RECORDS FOR THE TASK section start

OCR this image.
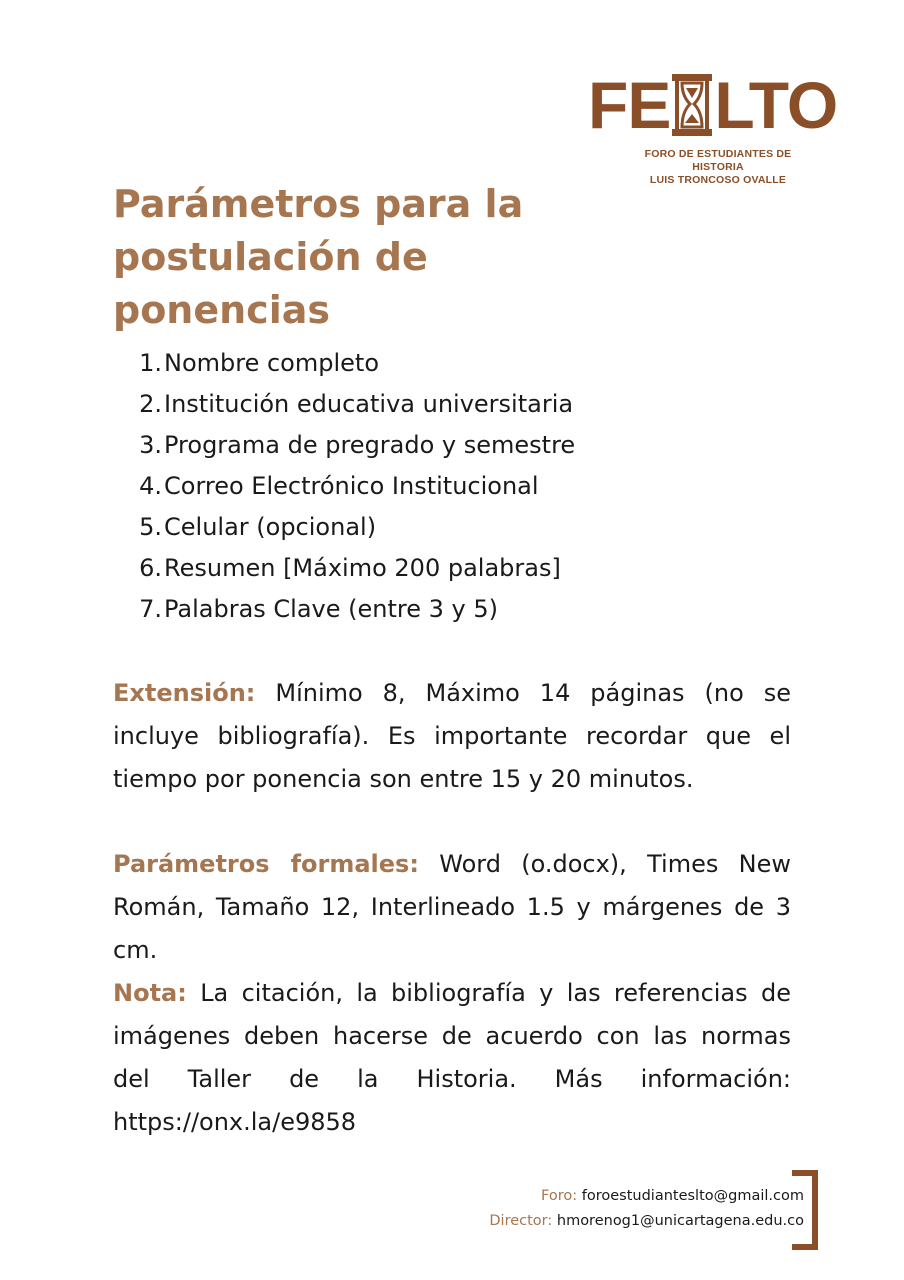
FE LTO
FORO DE ESTUDIANTES DE HISTORIA
LUIS TRONCOSO OVALLE
Parámetros para la postulación de ponencias
1. Nombre completo
2. Institución educativa universitaria
3. Programa de pregrado y semestre
4. Correo Electrónico Institucional
5. Celular (opcional)
6. Resumen [Máximo 200 palabras]
7. Palabras Clave (entre 3 y 5)

Extensión: Mínimo 8, Máximo 14 páginas (no se incluye bibliografía). Es importante recordar que el tiempo por ponencia son entre 15 y 20 minutos.

Parámetros formales: Word (o.docx), Times New Román, Tamaño 12, Interlineado 1.5 y márgenes de 3 cm.

Nota: La citación, la bibliografía y las referencias de imágenes deben hacerse de acuerdo con las normas del Taller de la Historia. Más información: https://onx.la/e9858

Foro: foroestudianteslto@gmail.com
Director: hmorenog1@unicartagena.edu.co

RECORDS FOR THE TASK section end

§ ASSIGNMENT: Before handing back the copy, remove the pictures; otherwise print the data exactly.

§ RESPONSE BELOW:
OCR this image.
FE LTO
FORO DE ESTUDIANTES DE HISTORIA
LUIS TRONCOSO OVALLE
Parámetros para la postulación de ponencias
1. Nombre completo
2. Institución educativa universitaria
3. Programa de pregrado y semestre
4. Correo Electrónico Institucional
5. Celular (opcional)
6. Resumen [Máximo 200 palabras]
7. Palabras Clave (entre 3 y 5)

Extensión: Mínimo 8, Máximo 14 páginas (no se incluye bibliografía). Es importante recordar que el tiempo por ponencia son entre 15 y 20 minutos.

Parámetros formales: Word (o.docx), Times New Román, Tamaño 12, Interlineado 1.5 y márgenes de 3 cm.

Nota: La citación, la bibliografía y las referencias de imágenes deben hacerse de acuerdo con las normas del Taller de la Historia. Más información: https://onx.la/e9858

Foro: foroestudianteslto@gmail.com
Director: hmorenog1@unicartagena.edu.co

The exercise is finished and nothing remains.